21
\$\begingroup\$

You work in a kitchen which has a peculiar rule. When you mix something into a pot you must always add at least one new ingredient.

So you can add pasta, oil, salt then pesto, but not pasta, pesto, salt and oil since pesto already contains salt and oil. You only have one pot per dish, so you can't mix ingredients in one pot and then dump that into another.

So we can say that mixing is an associative partial binary operation \$\otimes\$, which takes the union of two sets of ingredients, but only operates on pairs where the second set contains some element not in the first, so

\$ \{1,2\}\otimes\{6,2\} = \{6,1,2\} \$

but

\$ \{1,2,3\}\otimes\{1,3\} \$

is undefined.

Now this rule is annoying because it means you have to be careful about the order you combine things. Sometimes there are even recipes can't be followed because there's no way to mix all the parts without breaking the rule.

A recipe can be followed if there is a way to order the parts so that each part contains an ingredient not found in prior parts.

So if the parts of the recipe are:

\$ \{1,2,3,5\},\,\{5\},\,\{2,5,6\},\,\{1,2,4,5\},\,\{3,5\} \$

then they can be ordered:

\$ \{5\}\otimes\{3,5\}\otimes\{1,2,3,5\}\otimes\{2,5,6\}\otimes\{1,2,4,5\} \$

However

\$ \{1,2,3,5\},\,\{5\},\,\{2,4,5\},\,\{1,2,4,5\},\,\{3,5\} \$

cannot be ordered without breaking the kitchen's rule.

Task

Take as input sets of positive integers representing parts of a recipe. Output one of two distinct consistent values depending on whether the input represents a possible or impossible recipe.

You may assume there is at least one part in the input, and at least one ingredient in every part.

This is . The goal is to minimize the size of your source code as measured in bytes.

○ ○ ○ ○ ○ ○ ○

__Requirements__
Quote the kitchen mixing puzzle word for word, everything from "is undefined." down to "in prior parts.".

(Rows from a layout dataset)
○ ○ ○ ○ ○ ○ ○

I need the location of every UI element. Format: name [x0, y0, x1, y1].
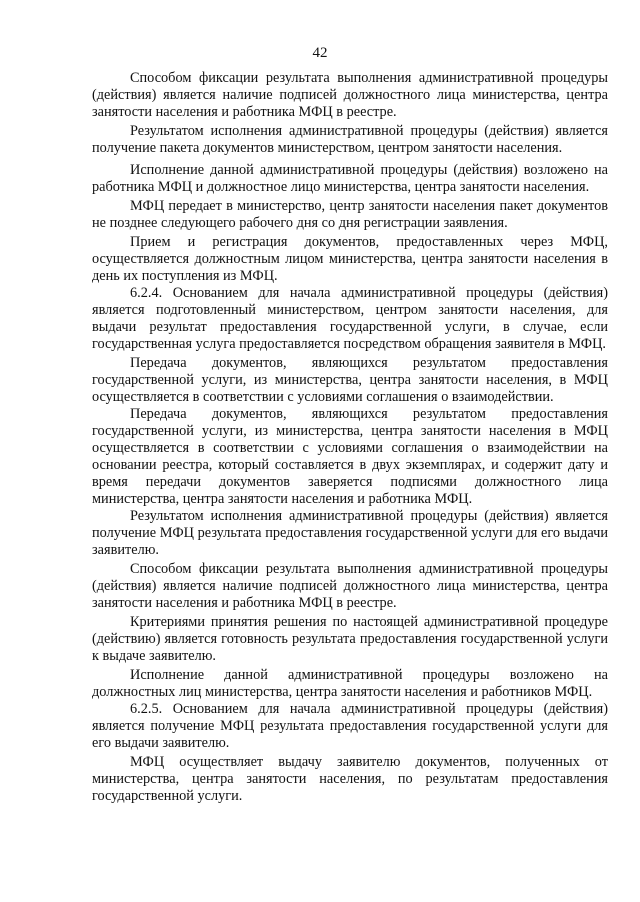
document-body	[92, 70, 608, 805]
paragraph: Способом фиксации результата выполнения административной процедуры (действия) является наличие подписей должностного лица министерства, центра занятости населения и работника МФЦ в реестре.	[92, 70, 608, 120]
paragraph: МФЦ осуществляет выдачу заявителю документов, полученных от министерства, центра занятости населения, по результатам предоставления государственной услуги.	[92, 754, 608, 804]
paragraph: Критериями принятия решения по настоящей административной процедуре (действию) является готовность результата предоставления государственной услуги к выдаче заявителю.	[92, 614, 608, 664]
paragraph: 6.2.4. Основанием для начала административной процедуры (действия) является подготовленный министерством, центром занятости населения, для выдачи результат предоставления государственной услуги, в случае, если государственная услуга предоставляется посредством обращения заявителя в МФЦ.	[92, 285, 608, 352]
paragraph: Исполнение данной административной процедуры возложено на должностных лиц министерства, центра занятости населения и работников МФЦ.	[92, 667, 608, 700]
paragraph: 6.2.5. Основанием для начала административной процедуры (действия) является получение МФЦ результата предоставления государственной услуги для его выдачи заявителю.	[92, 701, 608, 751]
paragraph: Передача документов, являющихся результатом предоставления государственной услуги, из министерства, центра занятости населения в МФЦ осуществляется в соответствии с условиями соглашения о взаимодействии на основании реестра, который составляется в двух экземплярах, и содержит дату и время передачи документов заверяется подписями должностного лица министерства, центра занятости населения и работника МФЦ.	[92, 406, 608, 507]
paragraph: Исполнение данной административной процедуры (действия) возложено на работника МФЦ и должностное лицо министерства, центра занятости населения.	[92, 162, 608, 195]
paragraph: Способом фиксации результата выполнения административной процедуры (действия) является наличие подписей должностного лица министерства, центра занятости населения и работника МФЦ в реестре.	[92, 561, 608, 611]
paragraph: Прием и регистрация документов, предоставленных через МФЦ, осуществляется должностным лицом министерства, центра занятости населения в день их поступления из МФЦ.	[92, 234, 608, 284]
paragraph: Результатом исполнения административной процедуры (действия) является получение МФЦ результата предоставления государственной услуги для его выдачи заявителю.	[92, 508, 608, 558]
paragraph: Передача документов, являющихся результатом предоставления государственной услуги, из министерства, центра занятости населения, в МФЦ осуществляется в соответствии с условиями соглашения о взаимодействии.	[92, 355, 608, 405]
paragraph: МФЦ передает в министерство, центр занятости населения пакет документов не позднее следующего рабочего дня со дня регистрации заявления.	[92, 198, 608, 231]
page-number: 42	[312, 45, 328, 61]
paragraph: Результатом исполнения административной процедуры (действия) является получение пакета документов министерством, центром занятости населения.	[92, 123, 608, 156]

○ ○ ○ ○ ○ ○ ○

__Answer to this task__
is undefined.

Now this rule is annoying because it means you have to be careful about the order you combine things. Sometimes there are even recipes can't be followed because there's no way to mix all the parts without breaking the rule.

A recipe can be followed if there is a way to order the parts so that each part contains an ingredient not found in prior parts.